-- What is being asked --
Copy each line containing the word "ждать" from the records that follow, please.

-- Material supplied --

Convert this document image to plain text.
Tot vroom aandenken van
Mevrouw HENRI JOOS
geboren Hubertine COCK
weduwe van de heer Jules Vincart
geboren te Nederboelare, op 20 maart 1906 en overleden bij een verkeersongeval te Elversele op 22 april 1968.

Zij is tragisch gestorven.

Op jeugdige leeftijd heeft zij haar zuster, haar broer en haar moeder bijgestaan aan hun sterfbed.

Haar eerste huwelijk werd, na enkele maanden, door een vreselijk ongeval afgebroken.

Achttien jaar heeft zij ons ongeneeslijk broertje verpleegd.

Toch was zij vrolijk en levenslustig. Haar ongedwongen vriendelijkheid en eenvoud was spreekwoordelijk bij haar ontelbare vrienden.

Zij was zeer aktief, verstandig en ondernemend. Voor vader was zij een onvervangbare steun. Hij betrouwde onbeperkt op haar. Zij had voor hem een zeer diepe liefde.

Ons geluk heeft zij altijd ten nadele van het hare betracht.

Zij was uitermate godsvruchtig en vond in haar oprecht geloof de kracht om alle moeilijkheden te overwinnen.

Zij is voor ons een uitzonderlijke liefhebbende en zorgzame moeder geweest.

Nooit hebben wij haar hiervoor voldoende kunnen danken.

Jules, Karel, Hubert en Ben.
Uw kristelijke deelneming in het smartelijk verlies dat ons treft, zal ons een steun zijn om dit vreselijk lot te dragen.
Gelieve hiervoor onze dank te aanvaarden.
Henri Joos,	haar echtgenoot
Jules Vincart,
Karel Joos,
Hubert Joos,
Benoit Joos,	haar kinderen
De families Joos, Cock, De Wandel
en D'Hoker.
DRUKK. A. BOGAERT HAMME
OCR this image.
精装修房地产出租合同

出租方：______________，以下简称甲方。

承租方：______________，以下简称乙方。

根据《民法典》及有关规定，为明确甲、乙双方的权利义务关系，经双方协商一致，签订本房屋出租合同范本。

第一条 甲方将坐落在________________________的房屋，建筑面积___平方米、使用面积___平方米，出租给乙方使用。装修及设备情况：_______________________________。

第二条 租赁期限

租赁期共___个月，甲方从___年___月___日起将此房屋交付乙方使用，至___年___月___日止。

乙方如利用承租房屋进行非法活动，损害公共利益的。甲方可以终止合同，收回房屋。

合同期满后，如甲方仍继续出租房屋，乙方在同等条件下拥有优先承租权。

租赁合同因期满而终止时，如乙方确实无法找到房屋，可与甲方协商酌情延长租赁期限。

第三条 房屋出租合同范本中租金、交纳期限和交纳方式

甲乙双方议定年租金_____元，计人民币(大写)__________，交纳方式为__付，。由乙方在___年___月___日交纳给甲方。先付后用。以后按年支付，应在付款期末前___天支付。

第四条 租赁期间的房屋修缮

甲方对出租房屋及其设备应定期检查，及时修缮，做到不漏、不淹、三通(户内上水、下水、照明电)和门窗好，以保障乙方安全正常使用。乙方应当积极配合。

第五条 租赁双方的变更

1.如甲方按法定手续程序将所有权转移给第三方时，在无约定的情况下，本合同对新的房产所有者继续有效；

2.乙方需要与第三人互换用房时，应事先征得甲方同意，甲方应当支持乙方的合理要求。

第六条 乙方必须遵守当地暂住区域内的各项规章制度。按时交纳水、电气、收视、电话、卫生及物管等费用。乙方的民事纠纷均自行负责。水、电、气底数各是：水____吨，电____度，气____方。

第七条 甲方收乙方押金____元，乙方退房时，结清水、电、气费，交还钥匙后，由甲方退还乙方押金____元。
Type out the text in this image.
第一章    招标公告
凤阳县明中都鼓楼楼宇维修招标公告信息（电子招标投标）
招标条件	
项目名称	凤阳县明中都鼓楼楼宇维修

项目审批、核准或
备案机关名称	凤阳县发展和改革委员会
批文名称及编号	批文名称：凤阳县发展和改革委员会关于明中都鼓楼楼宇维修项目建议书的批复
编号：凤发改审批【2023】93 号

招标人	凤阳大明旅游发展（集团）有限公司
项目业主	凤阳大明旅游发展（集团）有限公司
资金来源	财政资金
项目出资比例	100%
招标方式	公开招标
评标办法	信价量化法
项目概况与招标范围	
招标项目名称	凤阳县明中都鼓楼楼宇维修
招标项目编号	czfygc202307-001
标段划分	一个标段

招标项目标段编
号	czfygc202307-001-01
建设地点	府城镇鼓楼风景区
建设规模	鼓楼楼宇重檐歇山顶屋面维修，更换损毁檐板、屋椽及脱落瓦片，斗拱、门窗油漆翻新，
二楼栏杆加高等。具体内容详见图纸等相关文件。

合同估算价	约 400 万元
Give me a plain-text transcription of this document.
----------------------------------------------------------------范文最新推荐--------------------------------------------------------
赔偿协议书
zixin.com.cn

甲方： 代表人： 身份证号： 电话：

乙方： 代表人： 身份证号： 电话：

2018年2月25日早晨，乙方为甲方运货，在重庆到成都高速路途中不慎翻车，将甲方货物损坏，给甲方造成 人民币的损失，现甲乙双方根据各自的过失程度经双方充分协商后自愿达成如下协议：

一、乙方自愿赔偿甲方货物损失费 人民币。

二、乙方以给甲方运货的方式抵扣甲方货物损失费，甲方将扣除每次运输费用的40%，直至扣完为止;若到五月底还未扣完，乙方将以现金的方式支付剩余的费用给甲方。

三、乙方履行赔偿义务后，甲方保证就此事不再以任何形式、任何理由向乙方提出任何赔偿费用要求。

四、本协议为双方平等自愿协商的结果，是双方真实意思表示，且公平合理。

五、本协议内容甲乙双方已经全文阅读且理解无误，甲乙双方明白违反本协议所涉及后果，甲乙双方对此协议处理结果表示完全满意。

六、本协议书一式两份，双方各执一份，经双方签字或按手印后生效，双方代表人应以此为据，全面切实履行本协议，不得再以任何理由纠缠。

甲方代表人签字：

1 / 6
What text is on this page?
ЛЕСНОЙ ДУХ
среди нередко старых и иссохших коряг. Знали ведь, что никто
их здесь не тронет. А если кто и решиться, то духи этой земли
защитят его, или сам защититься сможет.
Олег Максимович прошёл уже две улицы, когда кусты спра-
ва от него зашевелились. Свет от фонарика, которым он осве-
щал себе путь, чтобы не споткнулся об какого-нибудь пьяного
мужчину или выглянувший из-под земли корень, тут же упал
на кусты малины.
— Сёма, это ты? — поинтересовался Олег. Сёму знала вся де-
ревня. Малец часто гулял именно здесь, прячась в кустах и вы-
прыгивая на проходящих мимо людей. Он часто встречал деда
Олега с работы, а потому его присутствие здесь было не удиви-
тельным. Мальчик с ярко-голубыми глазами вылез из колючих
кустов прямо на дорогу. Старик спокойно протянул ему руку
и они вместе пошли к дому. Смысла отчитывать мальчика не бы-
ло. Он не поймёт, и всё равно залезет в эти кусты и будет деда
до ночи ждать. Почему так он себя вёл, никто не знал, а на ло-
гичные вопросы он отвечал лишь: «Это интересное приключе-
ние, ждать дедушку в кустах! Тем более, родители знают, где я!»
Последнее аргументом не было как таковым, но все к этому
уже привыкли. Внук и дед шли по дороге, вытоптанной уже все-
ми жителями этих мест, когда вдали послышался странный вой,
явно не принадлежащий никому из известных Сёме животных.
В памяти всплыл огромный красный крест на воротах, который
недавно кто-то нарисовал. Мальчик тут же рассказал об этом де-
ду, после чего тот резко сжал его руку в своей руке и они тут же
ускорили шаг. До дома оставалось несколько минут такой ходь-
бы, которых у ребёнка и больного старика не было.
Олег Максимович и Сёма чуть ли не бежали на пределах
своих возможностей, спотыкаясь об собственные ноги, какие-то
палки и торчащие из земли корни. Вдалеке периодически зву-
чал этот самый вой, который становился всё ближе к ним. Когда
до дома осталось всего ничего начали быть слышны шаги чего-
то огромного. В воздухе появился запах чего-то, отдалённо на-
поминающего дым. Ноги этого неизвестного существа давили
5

-- Correct result --
до ночи ждать. Почему так он себя вёл, никто не знал, а на ло-
ние, ждать дедушку в кустах! Тем более, родители знают, где я!»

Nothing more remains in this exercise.